EXERCISE DETAILS: Go through the records and show each line where the word "type" occurs.

DATA ENTRIES:
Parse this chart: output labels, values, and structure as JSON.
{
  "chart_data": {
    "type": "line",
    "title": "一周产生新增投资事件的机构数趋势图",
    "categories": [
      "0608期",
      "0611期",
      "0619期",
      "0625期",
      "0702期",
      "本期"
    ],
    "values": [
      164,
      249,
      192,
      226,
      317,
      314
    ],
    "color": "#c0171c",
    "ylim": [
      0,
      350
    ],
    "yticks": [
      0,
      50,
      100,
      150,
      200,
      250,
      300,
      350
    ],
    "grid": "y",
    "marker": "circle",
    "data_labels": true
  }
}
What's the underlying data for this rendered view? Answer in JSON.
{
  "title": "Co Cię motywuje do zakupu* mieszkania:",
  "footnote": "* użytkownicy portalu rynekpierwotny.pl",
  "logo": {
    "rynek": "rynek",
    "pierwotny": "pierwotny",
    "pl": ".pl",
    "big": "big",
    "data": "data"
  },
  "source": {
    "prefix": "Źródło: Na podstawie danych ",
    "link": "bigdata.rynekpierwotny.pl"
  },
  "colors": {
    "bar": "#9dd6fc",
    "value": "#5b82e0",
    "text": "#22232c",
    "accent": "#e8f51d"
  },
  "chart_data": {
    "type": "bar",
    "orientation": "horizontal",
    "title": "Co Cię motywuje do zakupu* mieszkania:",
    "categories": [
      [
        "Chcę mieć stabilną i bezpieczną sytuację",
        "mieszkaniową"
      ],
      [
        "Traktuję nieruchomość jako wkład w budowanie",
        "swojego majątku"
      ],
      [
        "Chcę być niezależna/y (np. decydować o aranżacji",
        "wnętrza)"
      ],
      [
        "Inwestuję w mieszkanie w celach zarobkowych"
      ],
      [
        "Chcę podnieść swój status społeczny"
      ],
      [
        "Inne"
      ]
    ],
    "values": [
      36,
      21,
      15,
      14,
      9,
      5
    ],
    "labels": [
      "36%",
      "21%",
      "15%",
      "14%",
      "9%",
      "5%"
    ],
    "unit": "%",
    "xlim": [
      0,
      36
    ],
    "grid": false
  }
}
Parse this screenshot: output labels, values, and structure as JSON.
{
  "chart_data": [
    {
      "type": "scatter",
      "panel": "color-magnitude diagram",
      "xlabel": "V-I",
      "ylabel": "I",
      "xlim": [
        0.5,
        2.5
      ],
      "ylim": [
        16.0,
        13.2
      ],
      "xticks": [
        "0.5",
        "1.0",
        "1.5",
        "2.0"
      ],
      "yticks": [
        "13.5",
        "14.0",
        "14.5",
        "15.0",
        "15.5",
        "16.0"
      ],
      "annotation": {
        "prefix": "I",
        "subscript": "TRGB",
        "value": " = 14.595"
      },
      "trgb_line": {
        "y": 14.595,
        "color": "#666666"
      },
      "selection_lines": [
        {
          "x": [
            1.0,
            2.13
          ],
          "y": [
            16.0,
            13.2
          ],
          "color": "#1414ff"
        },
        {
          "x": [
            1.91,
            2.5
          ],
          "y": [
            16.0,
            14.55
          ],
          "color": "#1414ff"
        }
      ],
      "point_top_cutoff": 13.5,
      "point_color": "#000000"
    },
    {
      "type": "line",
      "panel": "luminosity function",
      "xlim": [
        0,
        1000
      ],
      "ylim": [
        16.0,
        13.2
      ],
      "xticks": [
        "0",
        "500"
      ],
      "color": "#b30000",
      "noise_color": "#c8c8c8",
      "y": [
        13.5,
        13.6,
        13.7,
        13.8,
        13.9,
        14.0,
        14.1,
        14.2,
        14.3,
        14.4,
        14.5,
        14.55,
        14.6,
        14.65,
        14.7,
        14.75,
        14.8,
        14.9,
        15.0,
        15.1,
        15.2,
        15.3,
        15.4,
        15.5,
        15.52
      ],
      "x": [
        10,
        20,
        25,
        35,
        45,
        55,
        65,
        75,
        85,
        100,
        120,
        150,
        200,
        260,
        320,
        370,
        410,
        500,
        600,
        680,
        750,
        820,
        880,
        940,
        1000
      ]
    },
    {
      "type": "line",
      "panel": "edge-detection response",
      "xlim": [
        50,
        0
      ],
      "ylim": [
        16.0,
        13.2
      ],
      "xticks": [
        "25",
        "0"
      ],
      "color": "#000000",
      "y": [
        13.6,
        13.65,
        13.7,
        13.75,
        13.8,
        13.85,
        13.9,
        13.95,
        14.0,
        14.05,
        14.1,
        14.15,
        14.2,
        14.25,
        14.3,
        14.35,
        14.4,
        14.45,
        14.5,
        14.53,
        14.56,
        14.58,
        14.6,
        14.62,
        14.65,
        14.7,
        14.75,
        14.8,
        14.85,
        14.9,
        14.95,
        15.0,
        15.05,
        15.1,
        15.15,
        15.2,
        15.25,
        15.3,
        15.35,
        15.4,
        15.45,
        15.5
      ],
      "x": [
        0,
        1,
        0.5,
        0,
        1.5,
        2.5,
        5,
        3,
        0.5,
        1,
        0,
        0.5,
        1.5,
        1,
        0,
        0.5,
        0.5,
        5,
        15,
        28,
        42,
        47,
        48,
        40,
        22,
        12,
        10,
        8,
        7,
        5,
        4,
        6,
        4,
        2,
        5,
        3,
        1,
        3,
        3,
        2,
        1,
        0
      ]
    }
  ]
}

THE ANSWER:
    "type": "line",
    "type": "bar",
      "type": "scatter",
      "type": "line",
      "type": "line",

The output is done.